# [Task description]
Determine how many lines in the data below contain "Hamburguesa" and write only that number.

[Records excerpted from a collection]
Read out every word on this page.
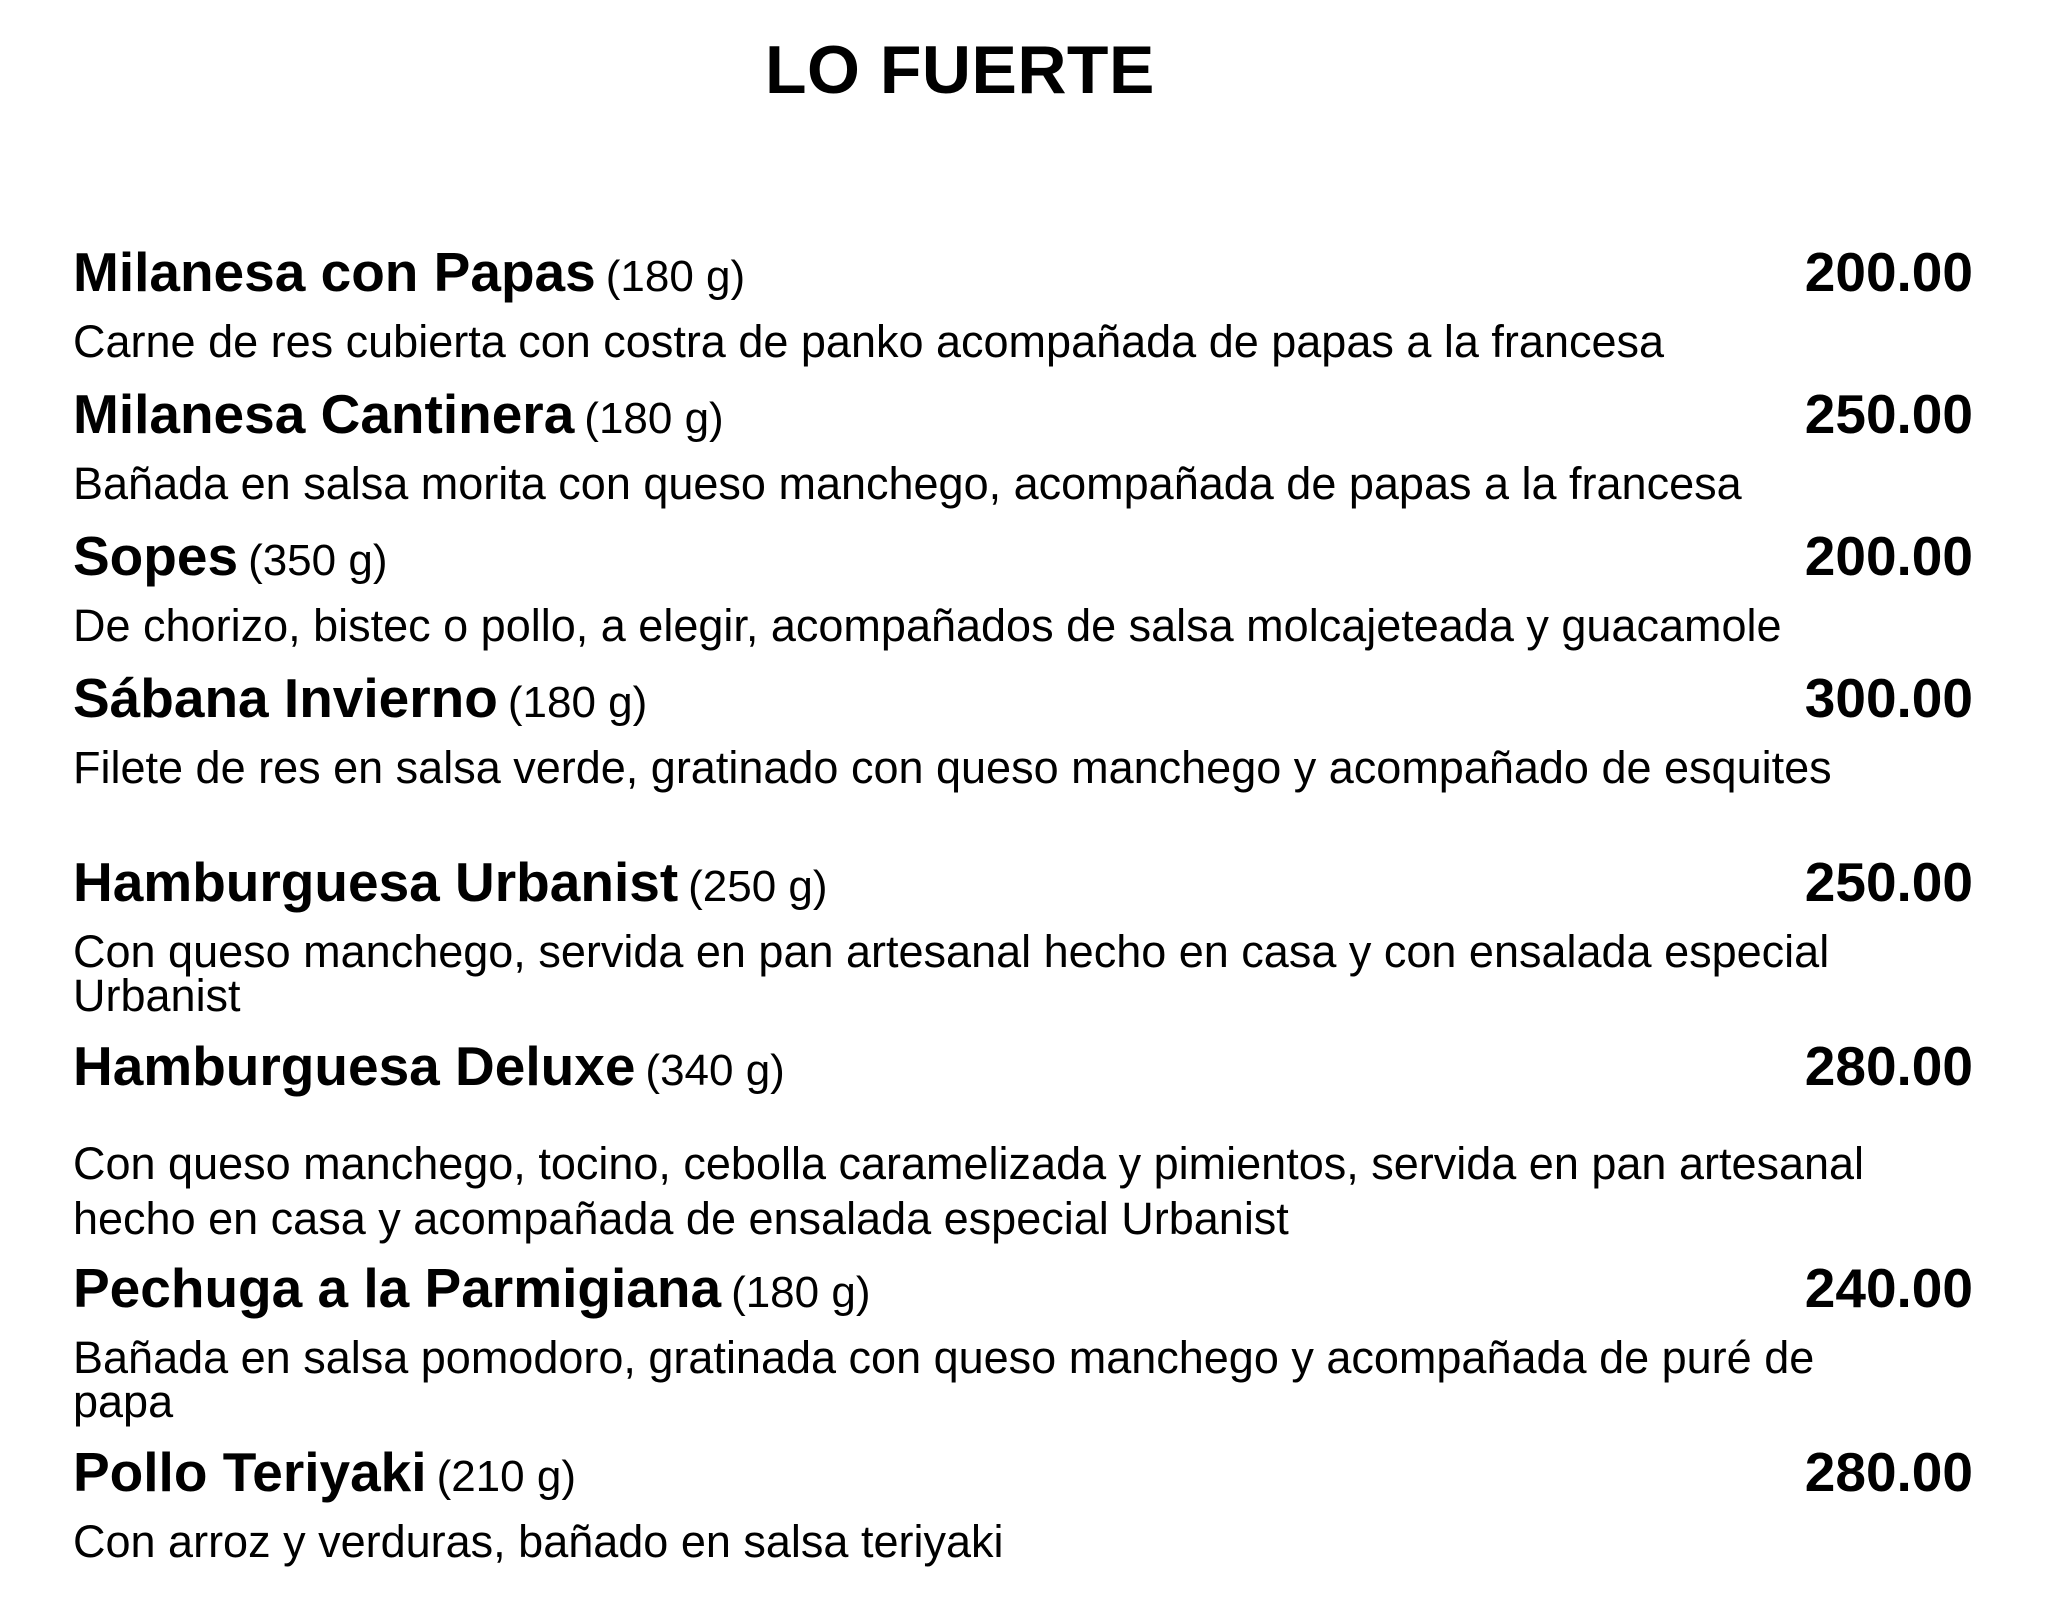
LO FUERTE
Milanesa con Papas (180 g)	200.00
Carne de res cubierta con costra de panko acompañada de papas a la francesa
Milanesa Cantinera (180 g)	250.00
Bañada en salsa morita con queso manchego, acompañada de papas a la francesa
Sopes (350 g)	200.00
De chorizo, bistec o pollo, a elegir, acompañados de salsa molcajeteada y guacamole
Sábana Invierno (180 g)	300.00
Filete de res en salsa verde, gratinado con queso manchego y acompañado de esquites
Hamburguesa Urbanist (250 g)	250.00
Con queso manchego, servida en pan artesanal hecho en casa y con ensalada especial Urbanist
Hamburguesa Deluxe (340 g)	280.00
Con queso manchego, tocino, cebolla caramelizada y pimientos, servida en pan artesanal hecho en casa y acompañada de ensalada especial Urbanist
Pechuga a la Parmigiana (180 g)	240.00
Bañada en salsa pomodoro, gratinada con queso manchego y acompañada de puré de papa
Pollo Teriyaki (210 g)	280.00
Con arroz y verduras, bañado en salsa teriyaki
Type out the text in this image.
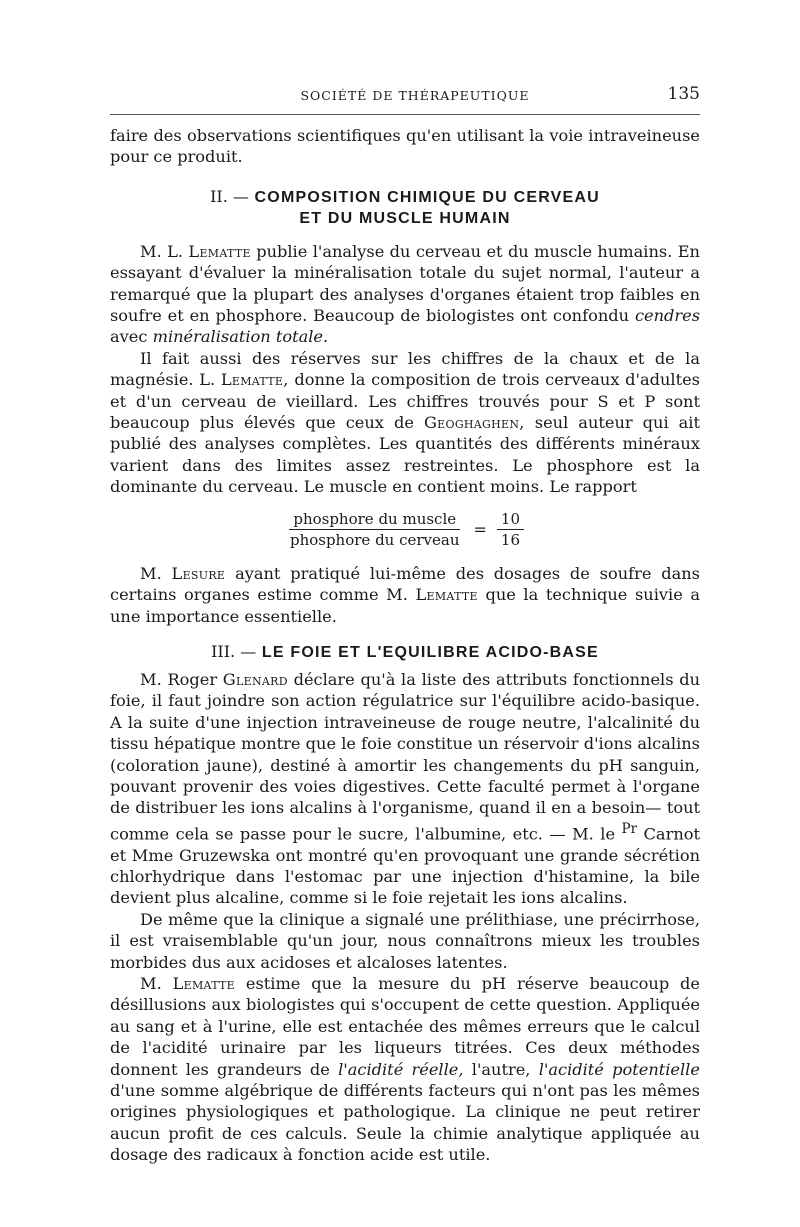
SOCIÉTÉ DE THÉRAPEUTIQUE	135

faire des observations scientifiques qu'en utilisant la voie intraveineuse pour ce produit.

II. — COMPOSITION CHIMIQUE DU CERVEAU
ET DU MUSCLE HUMAIN

M. L. Lematte publie l'analyse du cerveau et du muscle humains. En essayant d'évaluer la minéralisation totale du sujet normal, l'auteur a remarqué que la plupart des analyses d'organes étaient trop faibles en soufre et en phosphore. Beaucoup de biologistes ont confondu cendres avec minéralisation totale.

Il fait aussi des réserves sur les chiffres de la chaux et de la magnésie. L. Lematte, donne la composition de trois cerveaux d'adultes et d'un cerveau de vieillard. Les chiffres trouvés pour S et P sont beaucoup plus élevés que ceux de Geoghaghen, seul auteur qui ait publié des analyses complètes. Les quantités des différents minéraux varient dans des limites assez restreintes. Le phosphore est la dominante du cerveau. Le muscle en contient moins. Le rapport

$\frac{\text{phosphore du muscle}}{\text{phosphore du cerveau}} = \frac{10}{16}$

M. Lesure ayant pratiqué lui-même des dosages de soufre dans certains organes estime comme M. Lematte que la technique suivie a une importance essentielle.

III. — LE FOIE ET L'EQUILIBRE ACIDO-BASE

M. Roger Glenard déclare qu'à la liste des attributs fonctionnels du foie, il faut joindre son action régulatrice sur l'équilibre acido-basique. A la suite d'une injection intraveineuse de rouge neutre, l'alcalinité du tissu hépatique montre que le foie constitue un réservoir d'ions alcalins (coloration jaune), destiné à amortir les changements du pH sanguin, pouvant provenir des voies digestives. Cette faculté permet à l'organe de distribuer les ions alcalins à l'organisme, quand il en a besoin— tout comme cela se passe pour le sucre, l'albumine, etc. — M. le $^{Pr}$ Carnot et Mme Gruzewska ont montré qu'en provoquant une grande sécrétion chlorhydrique dans l'estomac par une injection d'histamine, la bile devient plus alcaline, comme si le foie rejetait les ions alcalins.

De même que la clinique a signalé une prélithiase, une précirrhose, il est vraisemblable qu'un jour, nous connaîtrons mieux les troubles morbides dus aux acidoses et alcaloses latentes.

M. Lematte estime que la mesure du pH réserve beaucoup de désillusions aux biologistes qui s'occupent de cette question. Appliquée au sang et à l'urine, elle est entachée des mêmes erreurs que le calcul de l'acidité urinaire par les liqueurs titrées. Ces deux méthodes donnent les grandeurs de l'acidité réelle, l'autre, l'acidité potentielle d'une somme algébrique de différents facteurs qui n'ont pas les mêmes origines physiologiques et pathologique. La clinique ne peut retirer aucun profit de ces calculs. Seule la chimie analytique appliquée au dosage des radicaux à fonction acide est utile.
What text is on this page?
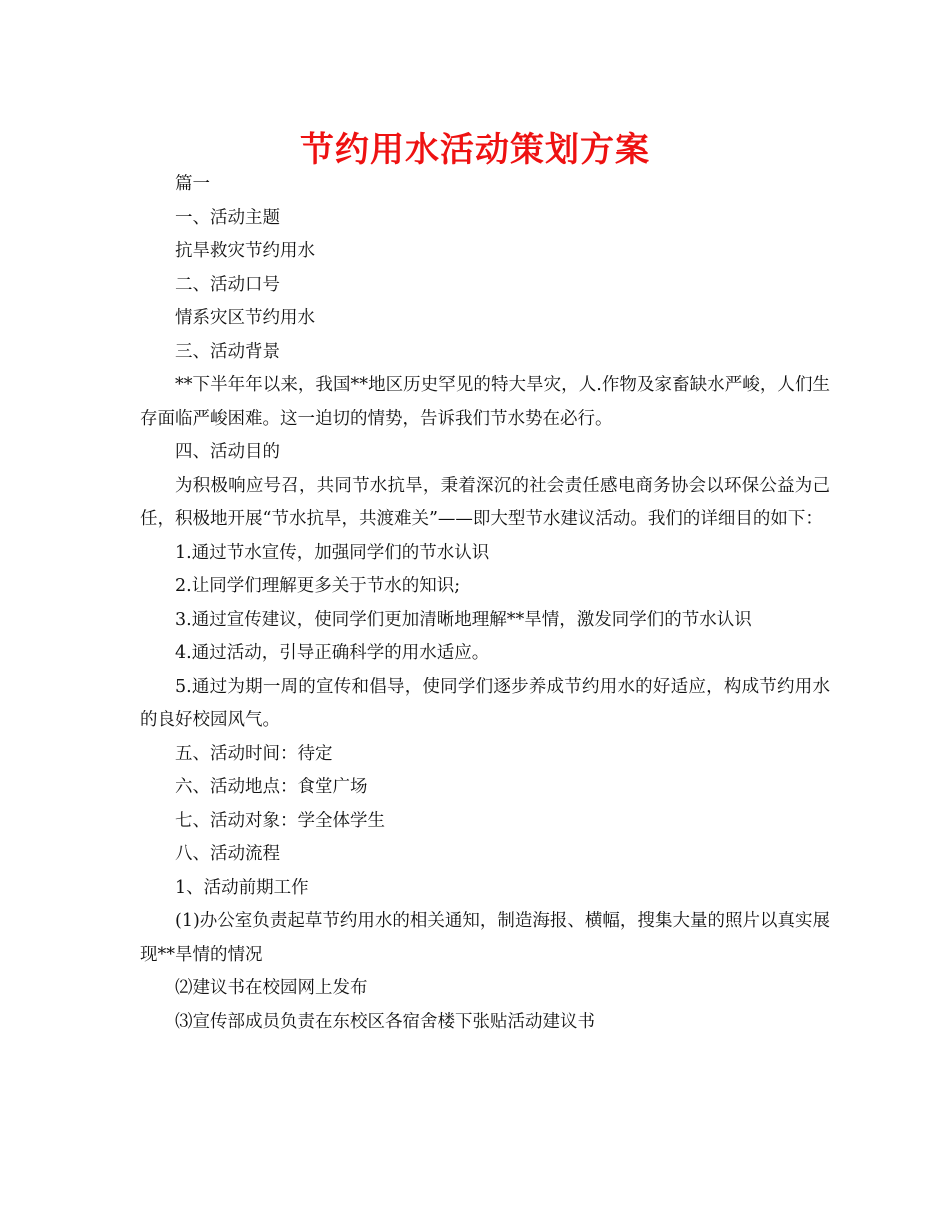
节约用水活动策划方案

篇一

一、活动主题

抗旱救灾节约用水

二、活动口号

情系灾区节约用水

三、活动背景

**下半年年以来，我国**地区历史罕见的特大旱灾，人.作物及家畜缺水严峻，人们生存面临严峻困难。这一迫切的情势，告诉我们节水势在必行。

四、活动目的

为积极响应号召，共同节水抗旱，秉着深沉的社会责任感电商务协会以环保公益为己任，积极地开展“节水抗旱，共渡难关”——即大型节水建议活动。我们的详细目的如下：

1.通过节水宣传，加强同学们的节水认识

2.让同学们理解更多关于节水的知识;

3.通过宣传建议，使同学们更加清晰地理解**旱情，激发同学们的节水认识

4.通过活动，引导正确科学的用水适应。

5.通过为期一周的宣传和倡导，使同学们逐步养成节约用水的好适应，构成节约用水的良好校园风气。

五、活动时间：待定

六、活动地点：食堂广场

七、活动对象：学全体学生

八、活动流程

1、活动前期工作

(1)办公室负责起草节约用水的相关通知，制造海报、横幅，搜集大量的照片以真实展现**旱情的情况

⑵建议书在校园网上发布

⑶宣传部成员负责在东校区各宿舍楼下张贴活动建议书
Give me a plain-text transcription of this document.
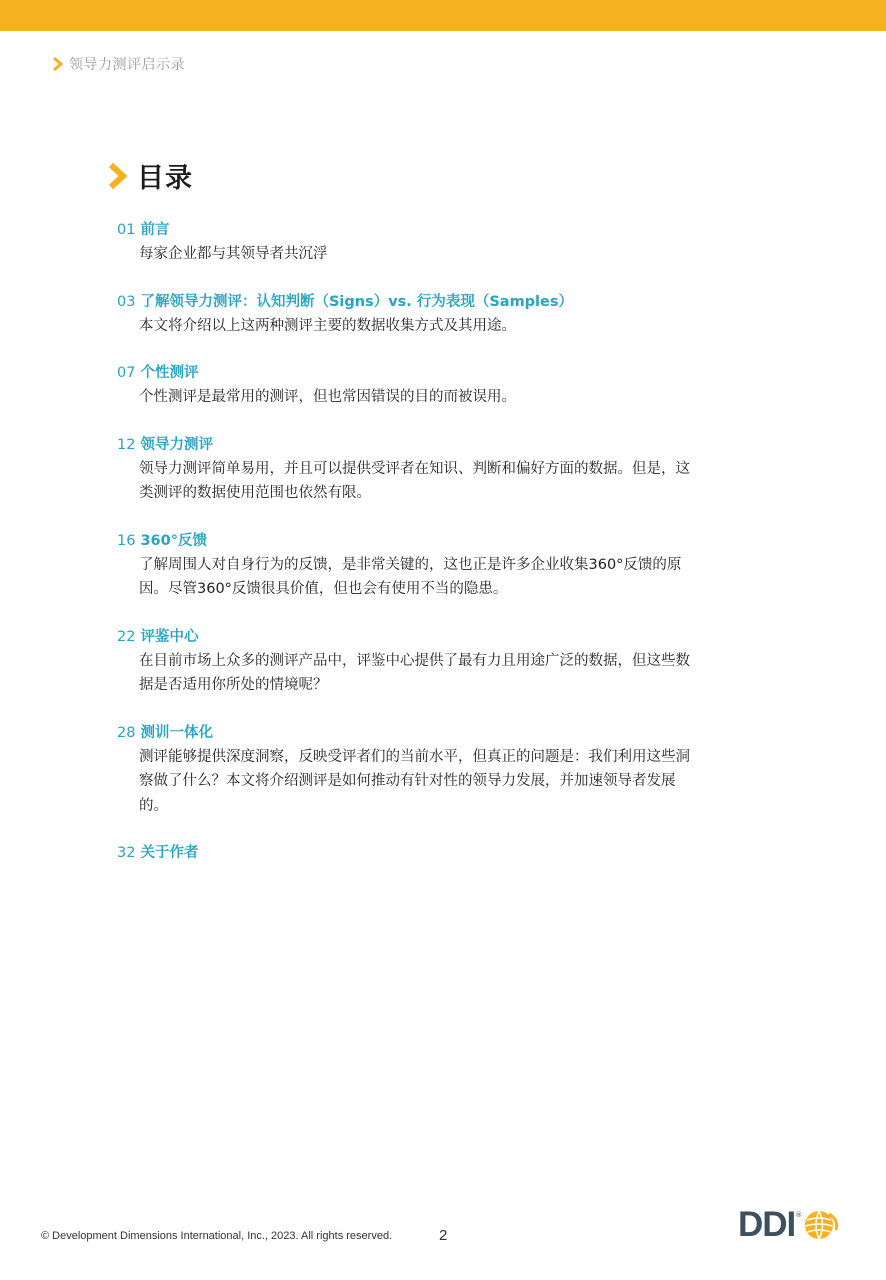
领导力测评启示录
目录
01 前言
每家企业都与其领导者共沉浮
03 了解领导力测评：认知判断（Signs）vs. 行为表现（Samples）
本文将介绍以上这两种测评主要的数据收集方式及其用途。
07 个性测评
个性测评是最常用的测评，但也常因错误的目的而被误用。
12 领导力测评
领导力测评简单易用，并且可以提供受评者在知识、判断和偏好方面的数据。但是，这类测评的数据使用范围也依然有限。
16 360°反馈
了解周围人对自身行为的反馈，是非常关键的，这也正是许多企业收集360°反馈的原因。尽管360°反馈很具价值，但也会有使用不当的隐患。
22 评鉴中心
在目前市场上众多的测评产品中，评鉴中心提供了最有力且用途广泛的数据，但这些数据是否适用你所处的情境呢？
28 测训一体化
测评能够提供深度洞察，反映受评者们的当前水平，但真正的问题是：我们利用这些洞察做了什么？本文将介绍测评是如何推动有针对性的领导力发展，并加速领导者发展的。
32 关于作者
© Development Dimensions International, Inc., 2023. All rights reserved.	2	DDI ®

# [Solution to this task]
2